**Problem to work on:** Lines that include the word "text" are the ones to copy.
········
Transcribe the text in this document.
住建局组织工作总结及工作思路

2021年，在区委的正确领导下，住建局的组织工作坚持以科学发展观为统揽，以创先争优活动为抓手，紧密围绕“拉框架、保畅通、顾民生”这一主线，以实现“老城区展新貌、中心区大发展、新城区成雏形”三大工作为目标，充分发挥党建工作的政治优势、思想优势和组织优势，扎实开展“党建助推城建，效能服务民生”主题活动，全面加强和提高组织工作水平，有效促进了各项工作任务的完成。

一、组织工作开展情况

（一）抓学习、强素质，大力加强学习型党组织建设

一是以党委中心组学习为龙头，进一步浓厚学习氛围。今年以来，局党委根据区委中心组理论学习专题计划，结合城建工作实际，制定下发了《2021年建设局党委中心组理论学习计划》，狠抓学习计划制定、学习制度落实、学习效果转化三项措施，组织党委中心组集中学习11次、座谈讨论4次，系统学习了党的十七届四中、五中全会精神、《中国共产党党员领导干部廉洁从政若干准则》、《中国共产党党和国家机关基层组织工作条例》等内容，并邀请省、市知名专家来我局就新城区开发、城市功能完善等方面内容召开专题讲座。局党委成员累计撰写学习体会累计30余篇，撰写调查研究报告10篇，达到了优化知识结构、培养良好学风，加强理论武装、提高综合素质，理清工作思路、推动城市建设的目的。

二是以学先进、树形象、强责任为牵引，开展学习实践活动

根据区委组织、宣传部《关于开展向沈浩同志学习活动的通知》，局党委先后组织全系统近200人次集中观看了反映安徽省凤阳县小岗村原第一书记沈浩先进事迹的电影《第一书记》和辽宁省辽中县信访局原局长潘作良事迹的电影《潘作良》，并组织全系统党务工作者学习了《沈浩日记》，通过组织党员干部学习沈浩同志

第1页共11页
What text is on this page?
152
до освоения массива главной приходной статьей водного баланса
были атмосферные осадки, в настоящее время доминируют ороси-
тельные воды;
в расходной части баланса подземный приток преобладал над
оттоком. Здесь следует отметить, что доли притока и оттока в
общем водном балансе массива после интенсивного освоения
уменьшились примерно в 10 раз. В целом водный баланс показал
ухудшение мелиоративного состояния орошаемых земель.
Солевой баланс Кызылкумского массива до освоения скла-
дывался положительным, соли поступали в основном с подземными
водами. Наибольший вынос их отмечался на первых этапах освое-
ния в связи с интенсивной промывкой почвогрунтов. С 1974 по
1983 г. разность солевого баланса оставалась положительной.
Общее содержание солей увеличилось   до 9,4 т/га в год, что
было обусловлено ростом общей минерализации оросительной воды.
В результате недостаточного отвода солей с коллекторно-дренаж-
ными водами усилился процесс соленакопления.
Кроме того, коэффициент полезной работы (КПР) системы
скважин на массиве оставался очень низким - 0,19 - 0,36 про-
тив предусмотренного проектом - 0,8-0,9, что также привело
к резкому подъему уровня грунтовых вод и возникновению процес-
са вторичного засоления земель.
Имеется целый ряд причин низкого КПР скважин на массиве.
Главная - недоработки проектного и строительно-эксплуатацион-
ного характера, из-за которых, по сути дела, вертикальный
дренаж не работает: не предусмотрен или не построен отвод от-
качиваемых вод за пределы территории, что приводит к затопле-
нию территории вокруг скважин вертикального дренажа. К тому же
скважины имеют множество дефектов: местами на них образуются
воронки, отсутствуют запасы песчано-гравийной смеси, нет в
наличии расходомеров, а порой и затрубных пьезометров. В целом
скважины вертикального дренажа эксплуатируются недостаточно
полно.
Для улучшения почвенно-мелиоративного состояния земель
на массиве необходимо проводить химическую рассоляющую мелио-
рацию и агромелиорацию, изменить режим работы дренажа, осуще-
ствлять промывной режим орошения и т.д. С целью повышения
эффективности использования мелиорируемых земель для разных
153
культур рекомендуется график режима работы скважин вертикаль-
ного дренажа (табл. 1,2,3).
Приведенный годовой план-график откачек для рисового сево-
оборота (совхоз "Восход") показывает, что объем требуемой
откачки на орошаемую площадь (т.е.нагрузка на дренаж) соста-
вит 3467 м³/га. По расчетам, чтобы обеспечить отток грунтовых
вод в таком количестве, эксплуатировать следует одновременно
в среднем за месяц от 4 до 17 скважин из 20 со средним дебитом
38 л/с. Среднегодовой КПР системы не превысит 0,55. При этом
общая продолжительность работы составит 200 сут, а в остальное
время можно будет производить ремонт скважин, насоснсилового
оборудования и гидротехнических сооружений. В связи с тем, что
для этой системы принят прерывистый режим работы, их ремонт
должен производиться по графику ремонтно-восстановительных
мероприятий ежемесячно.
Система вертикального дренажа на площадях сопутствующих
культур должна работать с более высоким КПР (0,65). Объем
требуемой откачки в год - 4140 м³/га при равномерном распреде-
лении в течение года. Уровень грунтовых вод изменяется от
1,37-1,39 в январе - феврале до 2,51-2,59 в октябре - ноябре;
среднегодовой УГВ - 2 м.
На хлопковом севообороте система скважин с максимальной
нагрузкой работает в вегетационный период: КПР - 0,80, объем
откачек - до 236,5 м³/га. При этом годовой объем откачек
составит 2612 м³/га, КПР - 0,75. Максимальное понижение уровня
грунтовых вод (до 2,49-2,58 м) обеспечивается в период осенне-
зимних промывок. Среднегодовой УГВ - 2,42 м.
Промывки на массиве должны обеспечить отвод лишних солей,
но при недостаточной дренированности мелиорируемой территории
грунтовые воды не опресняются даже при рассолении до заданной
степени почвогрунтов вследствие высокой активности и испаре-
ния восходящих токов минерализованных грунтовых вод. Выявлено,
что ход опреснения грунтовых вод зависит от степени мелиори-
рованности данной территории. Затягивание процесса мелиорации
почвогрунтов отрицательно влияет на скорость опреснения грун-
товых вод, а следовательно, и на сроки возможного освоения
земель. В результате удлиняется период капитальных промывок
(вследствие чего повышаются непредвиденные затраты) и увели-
········
**Answer in full:**
Transcribe the text in this document.
What text is on this page?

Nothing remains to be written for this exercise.